Work instructions:
Omit the pictures, then reproduce every remaining record exactly.

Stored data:

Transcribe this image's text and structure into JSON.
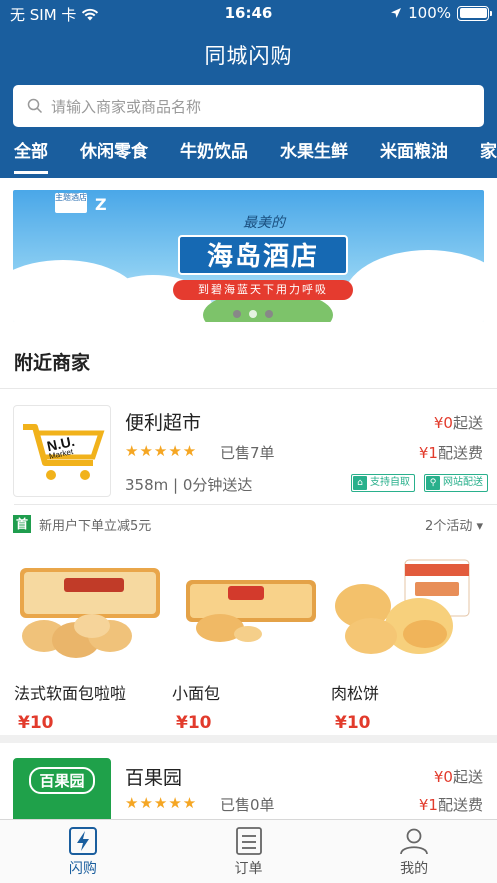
{
  "status_bar": {
    "carrier": "无 SIM 卡",
    "time": "16:46",
    "battery": "100%"
  },
  "header": {
    "title": "同城闪购"
  },
  "search": {
    "placeholder": "请输入商家或商品名称"
  },
  "categories": [
    "全部",
    "休闲零食",
    "牛奶饮品",
    "水果生鲜",
    "米面粮油",
    "家"
  ],
  "banner": {
    "script_text": "最美的",
    "title": "海岛酒店",
    "subtitle": "到碧海蓝天下用力呼吸",
    "logo_text": "主题酒店",
    "logo_mark": "Z"
  },
  "section_title": "附近商家",
  "stores": [
    {
      "name": "便利超市",
      "logo_text": "N.U. Market",
      "stars": "★★★★★",
      "sold": "已售7单",
      "distance": "358m | 0分钟送达",
      "min_price": "¥0",
      "min_label": "起送",
      "fee_price": "¥1",
      "fee_label": "配送费",
      "badges": [
        "支持自取",
        "网站配送"
      ],
      "promo_icon": "首",
      "promo_text": "新用户下单立减5元",
      "promo_more": "2个活动",
      "products": [
        {
          "name": "法式软面包啦啦",
          "price": "¥10"
        },
        {
          "name": "小面包",
          "price": "¥10"
        },
        {
          "name": "肉松饼",
          "price": "¥10"
        }
      ]
    },
    {
      "name": "百果园",
      "logo_text": "百果园",
      "stars": "★★★★★",
      "sold": "已售0单",
      "min_price": "¥0",
      "min_label": "起送",
      "fee_price": "¥1",
      "fee_label": "配送费"
    }
  ],
  "nav": [
    {
      "label": "闪购",
      "icon": "flash-icon"
    },
    {
      "label": "订单",
      "icon": "order-icon"
    },
    {
      "label": "我的",
      "icon": "user-icon"
    }
  ],
  "colors": {
    "primary": "#1a5e9e",
    "price_red": "#e23b2c",
    "star": "#f5a623",
    "badge_green": "#29b08c"
  }
}
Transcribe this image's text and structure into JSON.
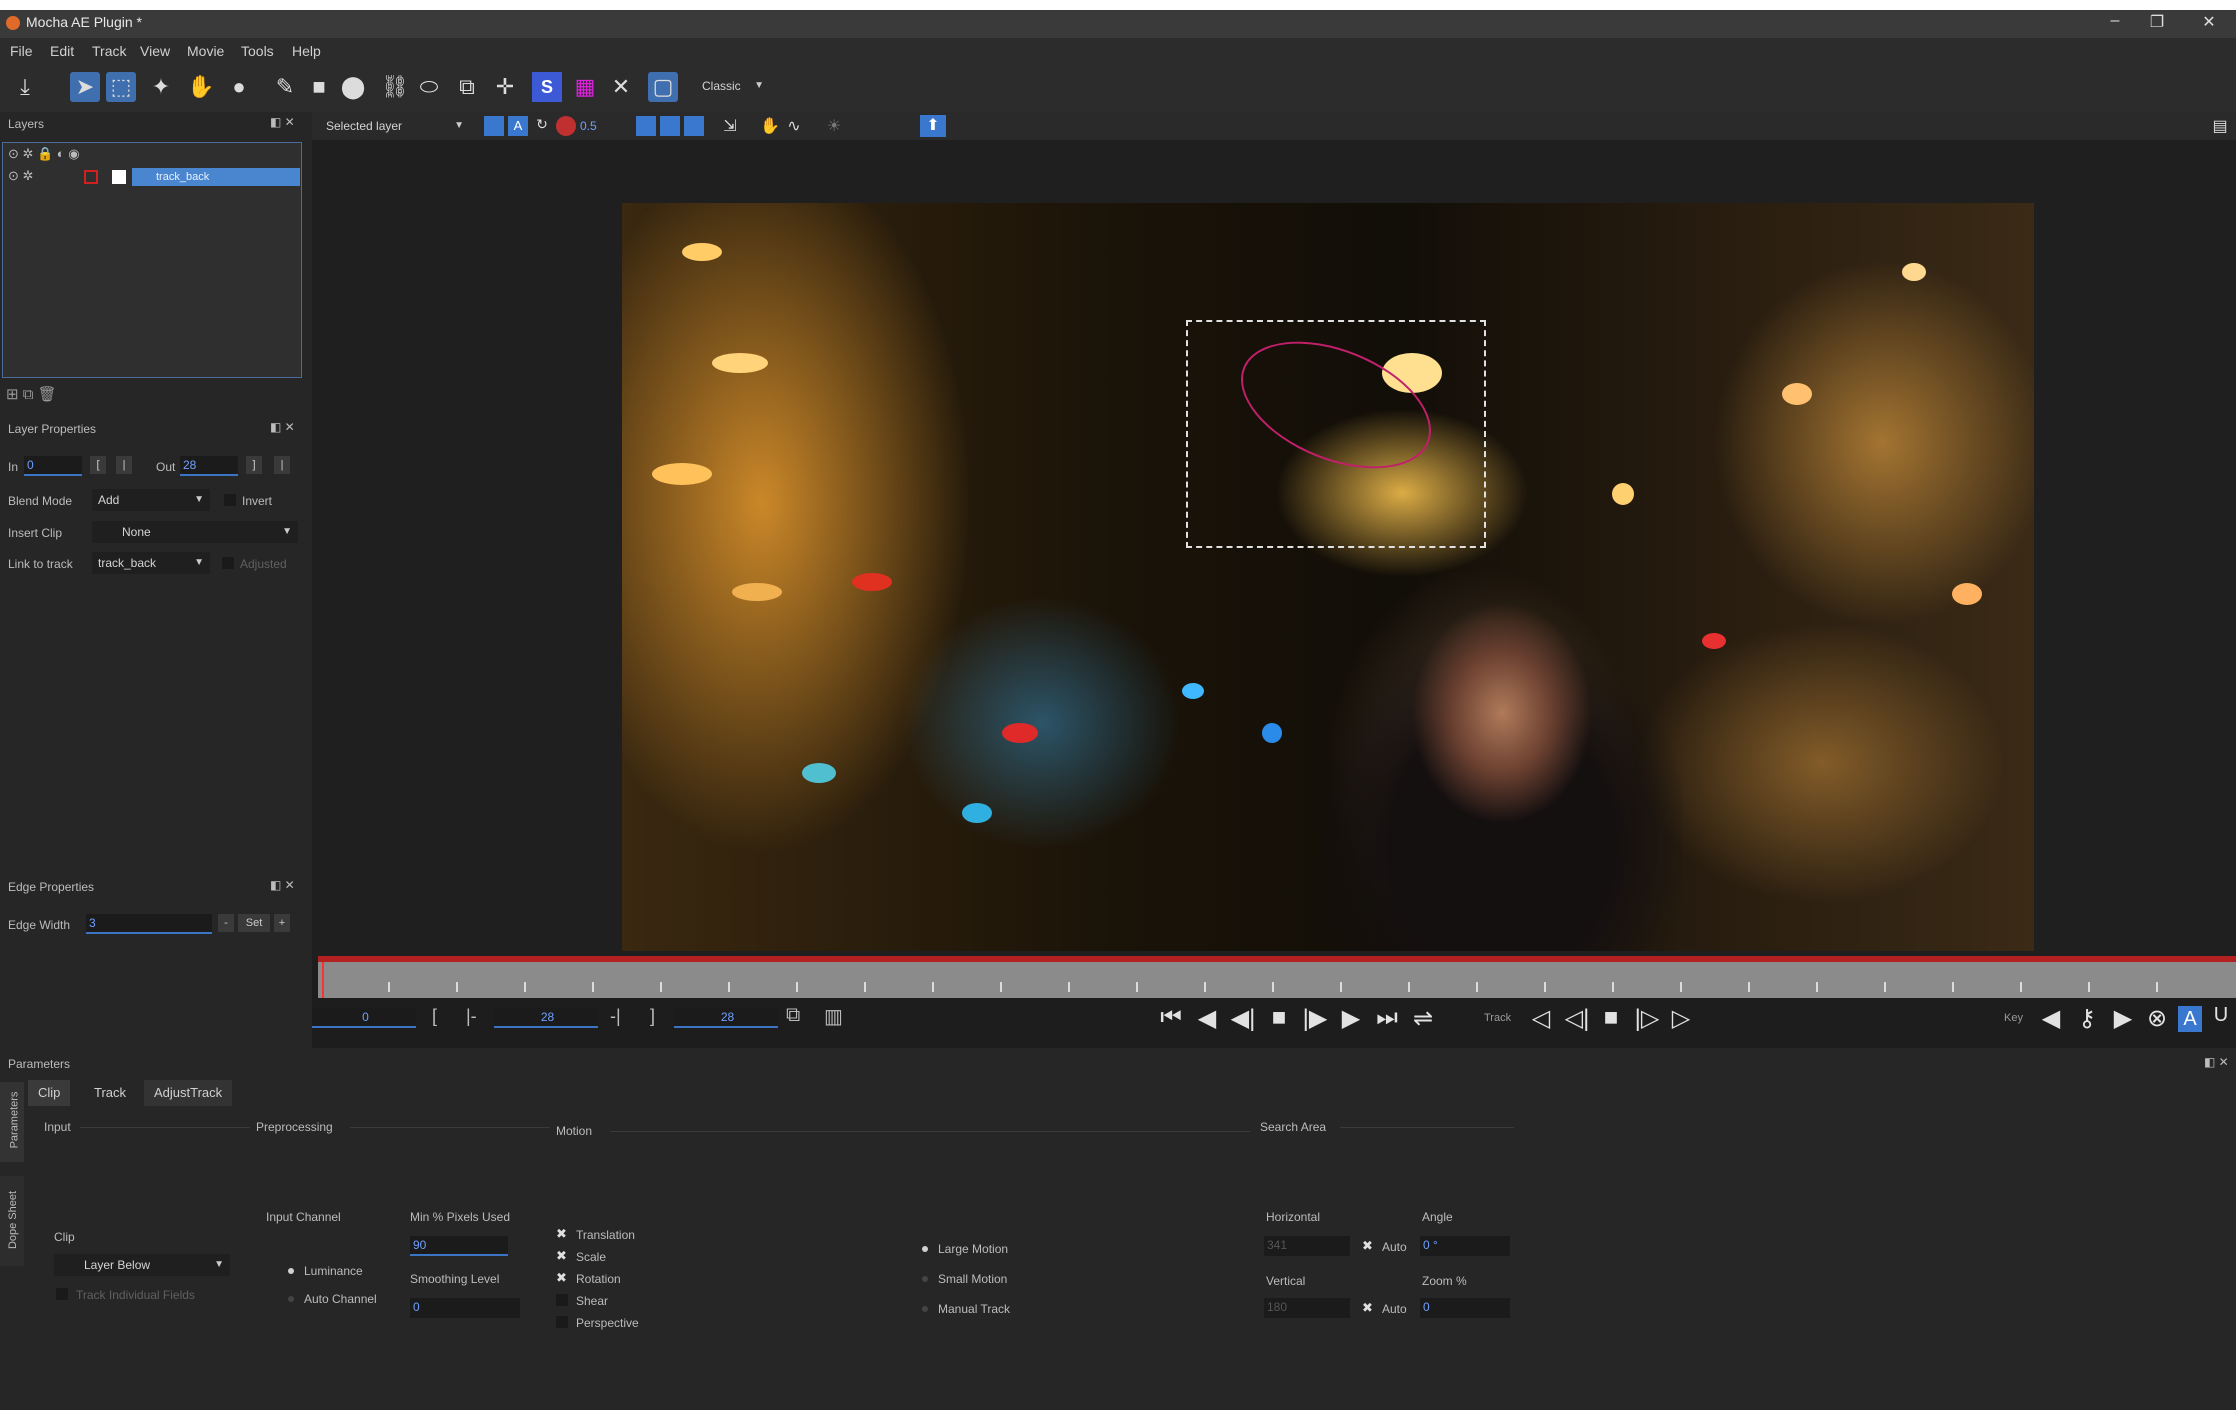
{
  "window": {
    "title": "Mocha AE Plugin *",
    "restore_glyph": "❐",
    "close_glyph": "✕"
  },
  "menu": [
    "File",
    "Edit",
    "Track",
    "View",
    "Movie",
    "Tools",
    "Help"
  ],
  "toolbar": {
    "workspace": "Classic"
  },
  "subtoolbar": {
    "layer_select": "Selected layer",
    "opacity": "0.5"
  },
  "layers_panel": {
    "title": "Layers",
    "layer_name": "track_back"
  },
  "layer_properties": {
    "title": "Layer Properties",
    "in_label": "In",
    "in_value": "0",
    "out_label": "Out",
    "out_value": "28",
    "blend_mode_label": "Blend Mode",
    "blend_mode_value": "Add",
    "invert_label": "Invert",
    "insert_clip_label": "Insert Clip",
    "insert_clip_value": "None",
    "link_label": "Link to track",
    "link_value": "track_back",
    "adjusted_label": "Adjusted"
  },
  "edge_properties": {
    "title": "Edge Properties",
    "edge_width_label": "Edge Width",
    "edge_width_value": "3",
    "minus": "-",
    "set_label": "Set",
    "plus": "+"
  },
  "transport": {
    "current_frame": "0",
    "in_frame": "28",
    "out_frame": "28",
    "track_label": "Track",
    "key_label": "Key"
  },
  "parameters": {
    "title": "Parameters",
    "side_tabs": [
      "Parameters",
      "Dope Sheet"
    ],
    "tabs": [
      "Clip",
      "Track",
      "AdjustTrack"
    ],
    "input": {
      "title": "Input",
      "clip_label": "Clip",
      "clip_value": "Layer Below",
      "track_fields": "Track Individual Fields"
    },
    "preprocessing": {
      "title": "Preprocessing",
      "input_channel_label": "Input Channel",
      "luminance": "Luminance",
      "auto_channel": "Auto Channel",
      "min_pixels_label": "Min % Pixels Used",
      "min_pixels_value": "90",
      "smoothing_label": "Smoothing Level",
      "smoothing_value": "0"
    },
    "motion": {
      "title": "Motion",
      "options": [
        {
          "label": "Translation",
          "checked": true
        },
        {
          "label": "Scale",
          "checked": true
        },
        {
          "label": "Rotation",
          "checked": true
        },
        {
          "label": "Shear",
          "checked": false
        },
        {
          "label": "Perspective",
          "checked": false
        }
      ],
      "modes": [
        "Large Motion",
        "Small Motion",
        "Manual Track"
      ]
    },
    "search_area": {
      "title": "Search Area",
      "horizontal_label": "Horizontal",
      "horizontal_value": "341",
      "auto1": "Auto",
      "vertical_label": "Vertical",
      "vertical_value": "180",
      "auto2": "Auto",
      "angle_label": "Angle",
      "angle_value": "0 °",
      "zoom_label": "Zoom %",
      "zoom_value": "0"
    }
  }
}
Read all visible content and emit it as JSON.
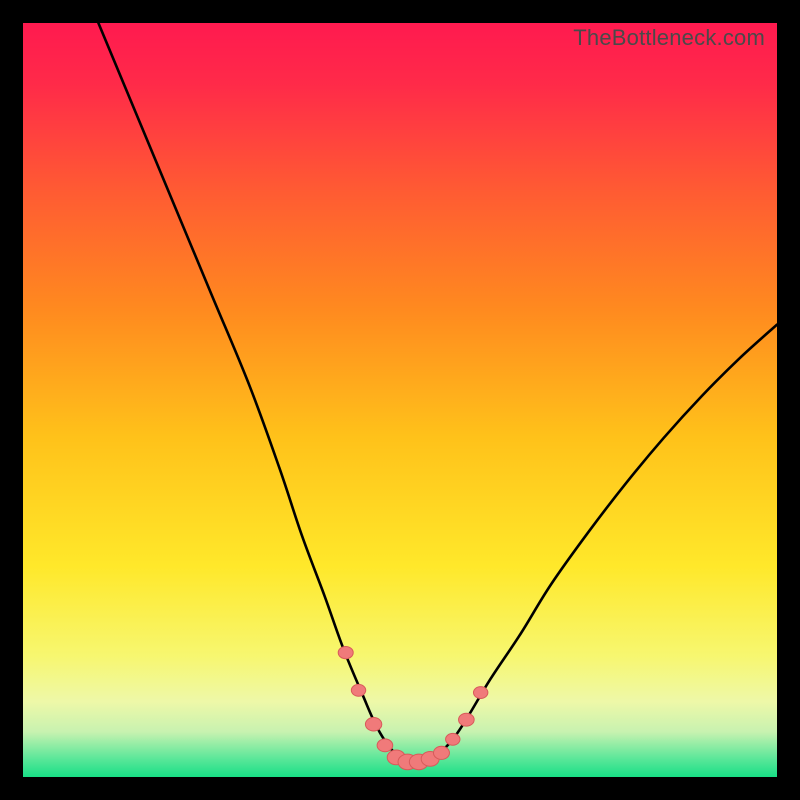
{
  "watermark": "TheBottleneck.com",
  "colors": {
    "frame": "#000000",
    "curve": "#000000",
    "marker_fill": "#f07a7a",
    "marker_stroke": "#d85a5a",
    "gradient_stops": [
      {
        "offset": 0.0,
        "color": "#ff1a4f"
      },
      {
        "offset": 0.08,
        "color": "#ff2a49"
      },
      {
        "offset": 0.22,
        "color": "#ff5a33"
      },
      {
        "offset": 0.38,
        "color": "#ff8a1f"
      },
      {
        "offset": 0.55,
        "color": "#ffc21a"
      },
      {
        "offset": 0.72,
        "color": "#ffe82a"
      },
      {
        "offset": 0.84,
        "color": "#f7f770"
      },
      {
        "offset": 0.9,
        "color": "#eef8a8"
      },
      {
        "offset": 0.94,
        "color": "#c8f2b0"
      },
      {
        "offset": 0.975,
        "color": "#5de79a"
      },
      {
        "offset": 1.0,
        "color": "#18df86"
      }
    ]
  },
  "chart_data": {
    "type": "line",
    "title": "",
    "xlabel": "",
    "ylabel": "",
    "xlim": [
      0,
      100
    ],
    "ylim": [
      0,
      100
    ],
    "series": [
      {
        "name": "bottleneck-curve",
        "x": [
          10,
          15,
          20,
          25,
          30,
          34,
          37,
          40,
          42.5,
          45,
          47,
          49,
          51,
          53,
          55,
          57,
          59,
          62,
          66,
          70,
          75,
          80,
          85,
          90,
          95,
          100
        ],
        "y": [
          100,
          88,
          76,
          64,
          52,
          41,
          32,
          24,
          17,
          11,
          6.5,
          3.5,
          2,
          2,
          3,
          5,
          8,
          13,
          19,
          25.5,
          32.5,
          39,
          45,
          50.5,
          55.5,
          60
        ]
      }
    ],
    "markers": {
      "name": "highlight-points",
      "x": [
        42.8,
        44.5,
        46.5,
        48.0,
        49.5,
        51.0,
        52.5,
        54.0,
        55.5,
        57.0,
        58.8,
        60.7
      ],
      "y": [
        16.5,
        11.5,
        7.0,
        4.2,
        2.6,
        2.0,
        2.0,
        2.4,
        3.2,
        5.0,
        7.6,
        11.2
      ],
      "r": [
        7.5,
        7.2,
        8.2,
        7.8,
        9.0,
        9.5,
        9.5,
        9.0,
        8.0,
        7.2,
        7.8,
        7.2
      ]
    }
  }
}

Reply:
Transcribe this image's text and structure into JSON.
{
  "status_bar": {
    "carrier": "无 SIM 卡",
    "time": "16:46",
    "battery": "100%"
  },
  "header": {
    "title": "同城闪购"
  },
  "search": {
    "placeholder": "请输入商家或商品名称"
  },
  "categories": [
    "全部",
    "休闲零食",
    "牛奶饮品",
    "水果生鲜",
    "米面粮油",
    "家"
  ],
  "banner": {
    "script_text": "最美的",
    "title": "海岛酒店",
    "subtitle": "到碧海蓝天下用力呼吸",
    "logo_text": "主题酒店",
    "logo_mark": "Z"
  },
  "section_title": "附近商家",
  "stores": [
    {
      "name": "便利超市",
      "logo_text": "N.U. Market",
      "stars": "★★★★★",
      "sold": "已售7单",
      "distance": "358m | 0分钟送达",
      "min_price": "¥0",
      "min_label": "起送",
      "fee_price": "¥1",
      "fee_label": "配送费",
      "badges": [
        "支持自取",
        "网站配送"
      ],
      "promo_icon": "首",
      "promo_text": "新用户下单立减5元",
      "promo_more": "2个活动",
      "products": [
        {
          "name": "法式软面包啦啦",
          "price": "¥10"
        },
        {
          "name": "小面包",
          "price": "¥10"
        },
        {
          "name": "肉松饼",
          "price": "¥10"
        }
      ]
    },
    {
      "name": "百果园",
      "logo_text": "百果园",
      "stars": "★★★★★",
      "sold": "已售0单",
      "min_price": "¥0",
      "min_label": "起送",
      "fee_price": "¥1",
      "fee_label": "配送费"
    }
  ],
  "nav": [
    {
      "label": "闪购",
      "icon": "flash-icon"
    },
    {
      "label": "订单",
      "icon": "order-icon"
    },
    {
      "label": "我的",
      "icon": "user-icon"
    }
  ],
  "colors": {
    "primary": "#1a5e9e",
    "price_red": "#e23b2c",
    "star": "#f5a623",
    "badge_green": "#29b08c"
  }
}
Transcribe this image's text and structure into JSON.
{
  "window": {
    "title": "Mocha AE Plugin *",
    "restore_glyph": "❐",
    "close_glyph": "✕"
  },
  "menu": [
    "File",
    "Edit",
    "Track",
    "View",
    "Movie",
    "Tools",
    "Help"
  ],
  "toolbar": {
    "workspace": "Classic"
  },
  "subtoolbar": {
    "layer_select": "Selected layer",
    "opacity": "0.5"
  },
  "layers_panel": {
    "title": "Layers",
    "layer_name": "track_back"
  },
  "layer_properties": {
    "title": "Layer Properties",
    "in_label": "In",
    "in_value": "0",
    "out_label": "Out",
    "out_value": "28",
    "blend_mode_label": "Blend Mode",
    "blend_mode_value": "Add",
    "invert_label": "Invert",
    "insert_clip_label": "Insert Clip",
    "insert_clip_value": "None",
    "link_label": "Link to track",
    "link_value": "track_back",
    "adjusted_label": "Adjusted"
  },
  "edge_properties": {
    "title": "Edge Properties",
    "edge_width_label": "Edge Width",
    "edge_width_value": "3",
    "minus": "-",
    "set_label": "Set",
    "plus": "+"
  },
  "transport": {
    "current_frame": "0",
    "in_frame": "28",
    "out_frame": "28",
    "track_label": "Track",
    "key_label": "Key"
  },
  "parameters": {
    "title": "Parameters",
    "side_tabs": [
      "Parameters",
      "Dope Sheet"
    ],
    "tabs": [
      "Clip",
      "Track",
      "AdjustTrack"
    ],
    "input": {
      "title": "Input",
      "clip_label": "Clip",
      "clip_value": "Layer Below",
      "track_fields": "Track Individual Fields"
    },
    "preprocessing": {
      "title": "Preprocessing",
      "input_channel_label": "Input Channel",
      "luminance": "Luminance",
      "auto_channel": "Auto Channel",
      "min_pixels_label": "Min % Pixels Used",
      "min_pixels_value": "90",
      "smoothing_label": "Smoothing Level",
      "smoothing_value": "0"
    },
    "motion": {
      "title": "Motion",
      "options": [
        {
          "label": "Translation",
          "checked": true
        },
        {
          "label": "Scale",
          "checked": true
        },
        {
          "label": "Rotation",
          "checked": true
        },
        {
          "label": "Shear",
          "checked": false
        },
        {
          "label": "Perspective",
          "checked": false
        }
      ],
      "modes": [
        "Large Motion",
        "Small Motion",
        "Manual Track"
      ]
    },
    "search_area": {
      "title": "Search Area",
      "horizontal_label": "Horizontal",
      "horizontal_value": "341",
      "auto1": "Auto",
      "vertical_label": "Vertical",
      "vertical_value": "180",
      "auto2": "Auto",
      "angle_label": "Angle",
      "angle_value": "0 °",
      "zoom_label": "Zoom %",
      "zoom_value": "0"
    }
  }
}
Read all visible content and emit it as JSON.
{
  "watermark": "TheBottleneck.com",
  "colors": {
    "frame": "#000000",
    "curve": "#000000",
    "marker_fill": "#f07a7a",
    "marker_stroke": "#d85a5a",
    "gradient_stops": [
      {
        "offset": 0.0,
        "color": "#ff1a4f"
      },
      {
        "offset": 0.08,
        "color": "#ff2a49"
      },
      {
        "offset": 0.22,
        "color": "#ff5a33"
      },
      {
        "offset": 0.38,
        "color": "#ff8a1f"
      },
      {
        "offset": 0.55,
        "color": "#ffc21a"
      },
      {
        "offset": 0.72,
        "color": "#ffe82a"
      },
      {
        "offset": 0.84,
        "color": "#f7f770"
      },
      {
        "offset": 0.9,
        "color": "#eef8a8"
      },
      {
        "offset": 0.94,
        "color": "#c8f2b0"
      },
      {
        "offset": 0.975,
        "color": "#5de79a"
      },
      {
        "offset": 1.0,
        "color": "#18df86"
      }
    ]
  },
  "chart_data": {
    "type": "line",
    "title": "",
    "xlabel": "",
    "ylabel": "",
    "xlim": [
      0,
      100
    ],
    "ylim": [
      0,
      100
    ],
    "series": [
      {
        "name": "bottleneck-curve",
        "x": [
          10,
          15,
          20,
          25,
          30,
          34,
          37,
          40,
          42.5,
          45,
          47,
          49,
          51,
          53,
          55,
          57,
          59,
          62,
          66,
          70,
          75,
          80,
          85,
          90,
          95,
          100
        ],
        "y": [
          100,
          88,
          76,
          64,
          52,
          41,
          32,
          24,
          17,
          11,
          6.5,
          3.5,
          2,
          2,
          3,
          5,
          8,
          13,
          19,
          25.5,
          32.5,
          39,
          45,
          50.5,
          55.5,
          60
        ]
      }
    ],
    "markers": {
      "name": "highlight-points",
      "x": [
        42.8,
        44.5,
        46.5,
        48.0,
        49.5,
        51.0,
        52.5,
        54.0,
        55.5,
        57.0,
        58.8,
        60.7
      ],
      "y": [
        16.5,
        11.5,
        7.0,
        4.2,
        2.6,
        2.0,
        2.0,
        2.4,
        3.2,
        5.0,
        7.6,
        11.2
      ],
      "r": [
        7.5,
        7.2,
        8.2,
        7.8,
        9.0,
        9.5,
        9.5,
        9.0,
        8.0,
        7.2,
        7.8,
        7.2
      ]
    }
  }
}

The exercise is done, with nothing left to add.